*WRITTEN REQUEST*
Compute how many lines in the entries below contain "Brompheniramine", and output nothing but the number.

* start TASK INPUT *

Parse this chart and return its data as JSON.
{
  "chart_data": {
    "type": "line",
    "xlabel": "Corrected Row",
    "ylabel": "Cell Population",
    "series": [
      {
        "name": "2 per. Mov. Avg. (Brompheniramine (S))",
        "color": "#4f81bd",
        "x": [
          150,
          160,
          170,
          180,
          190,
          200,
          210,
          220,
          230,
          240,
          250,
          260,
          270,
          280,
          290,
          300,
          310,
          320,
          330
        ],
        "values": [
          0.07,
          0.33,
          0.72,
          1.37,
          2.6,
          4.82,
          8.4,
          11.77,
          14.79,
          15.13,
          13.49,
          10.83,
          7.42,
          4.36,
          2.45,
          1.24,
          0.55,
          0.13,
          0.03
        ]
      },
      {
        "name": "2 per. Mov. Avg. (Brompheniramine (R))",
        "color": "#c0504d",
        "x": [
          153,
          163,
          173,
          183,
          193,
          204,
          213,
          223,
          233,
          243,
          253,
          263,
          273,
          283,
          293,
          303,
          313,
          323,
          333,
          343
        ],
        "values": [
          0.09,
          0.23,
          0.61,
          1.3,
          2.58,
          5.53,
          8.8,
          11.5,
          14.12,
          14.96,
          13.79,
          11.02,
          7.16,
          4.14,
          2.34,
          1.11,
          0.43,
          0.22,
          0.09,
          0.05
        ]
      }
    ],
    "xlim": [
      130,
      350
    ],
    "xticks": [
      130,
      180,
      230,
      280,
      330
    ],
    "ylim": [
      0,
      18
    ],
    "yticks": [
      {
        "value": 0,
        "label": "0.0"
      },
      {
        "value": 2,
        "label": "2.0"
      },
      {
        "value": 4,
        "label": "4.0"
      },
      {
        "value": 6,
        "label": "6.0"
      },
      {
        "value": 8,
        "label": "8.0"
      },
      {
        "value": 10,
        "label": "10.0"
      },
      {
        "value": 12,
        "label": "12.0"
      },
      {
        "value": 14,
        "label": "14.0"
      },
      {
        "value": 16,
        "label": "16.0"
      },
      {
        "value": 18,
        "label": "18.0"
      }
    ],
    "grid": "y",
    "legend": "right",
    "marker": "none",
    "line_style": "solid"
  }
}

* end TASK INPUT *

*RESULT OF THIS EXERCISE*
2